### Document
####
There’s no question that many people have totally warped minds. The way we process reality is through a screen of thoughts, judgements, beliefs and conditioning and this informs our behaviour which, depending on the structure and content of our filtering process, can exhibit many forms of dysfunction.


No one is immune to this. All of us have these ‘erroneous zones’ to quote the title of a Wayne Dyer book. In most people these areas of perceptual distortion create comparatively minor dysfunctions, perhaps in certain areas such as relationships, self-concept, anxieties, fears or dysfunctional behaviours. But in some people, their internal wiring is so deeply distorted that these individuals become inhuman monsters, capable of committing untold acts of evil. And, somehow, they always manage to find ways to justify their behaviour.


The sobering thing is that, depending on the way our mental filtration system is wired, any one of us has the potential to become a psychopath! Unless, of course, we have the ability to acknowledge, witness and see beyond our perceptual filters, because only then can we transcend them.


At this point in time, it’s probably fair to say that the majority of people don’t have a sufficiently high degree of self-awareness to be able to do this. That’s why the majority of people believe that it is always situations, other people and the world that are the cause of their suffering, rather than their own interpretations, stories and commentary about those perceived externals. To be lost in our interpretations and mind-stuff and continually, pathologically, mistaking them for reality is live life asleep at the wheel, or enmeshed in samsara as the Buddhists might say.
####
[Records excerpted from a collection]
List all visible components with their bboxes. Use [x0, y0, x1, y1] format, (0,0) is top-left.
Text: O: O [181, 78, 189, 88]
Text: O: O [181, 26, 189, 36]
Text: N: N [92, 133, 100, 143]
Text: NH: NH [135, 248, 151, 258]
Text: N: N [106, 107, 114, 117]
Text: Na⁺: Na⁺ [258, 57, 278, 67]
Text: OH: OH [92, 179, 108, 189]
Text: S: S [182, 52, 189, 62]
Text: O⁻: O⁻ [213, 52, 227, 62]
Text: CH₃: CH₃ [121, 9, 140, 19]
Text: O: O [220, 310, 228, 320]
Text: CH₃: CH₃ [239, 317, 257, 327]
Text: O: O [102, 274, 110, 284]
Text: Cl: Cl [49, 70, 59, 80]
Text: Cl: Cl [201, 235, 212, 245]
####
### To be done
#1 In the passage on perceptual filters, whose book title supplies the phrase "erroneous zones"?
#2 Update the records by putting "elements" wherever "components" appears, and give all their lines again with nothing else changed.
The records bear no relation to the passage.

### Responses to the tasks
#1 Wayne Dyer's.

#2
List all visible elements with their bboxes. Use [x0, y0, x1, y1] format, (0,0) is top-left.
Text: O: O [181, 78, 189, 88]
Text: O: O [181, 26, 189, 36]
Text: N: N [92, 133, 100, 143]
Text: NH: NH [135, 248, 151, 258]
Text: N: N [106, 107, 114, 117]
Text: Na⁺: Na⁺ [258, 57, 278, 67]
Text: OH: OH [92, 179, 108, 189]
Text: S: S [182, 52, 189, 62]
Text: O⁻: O⁻ [213, 52, 227, 62]
Text: CH₃: CH₃ [121, 9, 140, 19]
Text: O: O [220, 310, 228, 320]
Text: CH₃: CH₃ [239, 317, 257, 327]
Text: O: O [102, 274, 110, 284]
Text: Cl: Cl [49, 70, 59, 80]
Text: Cl: Cl [201, 235, 212, 245]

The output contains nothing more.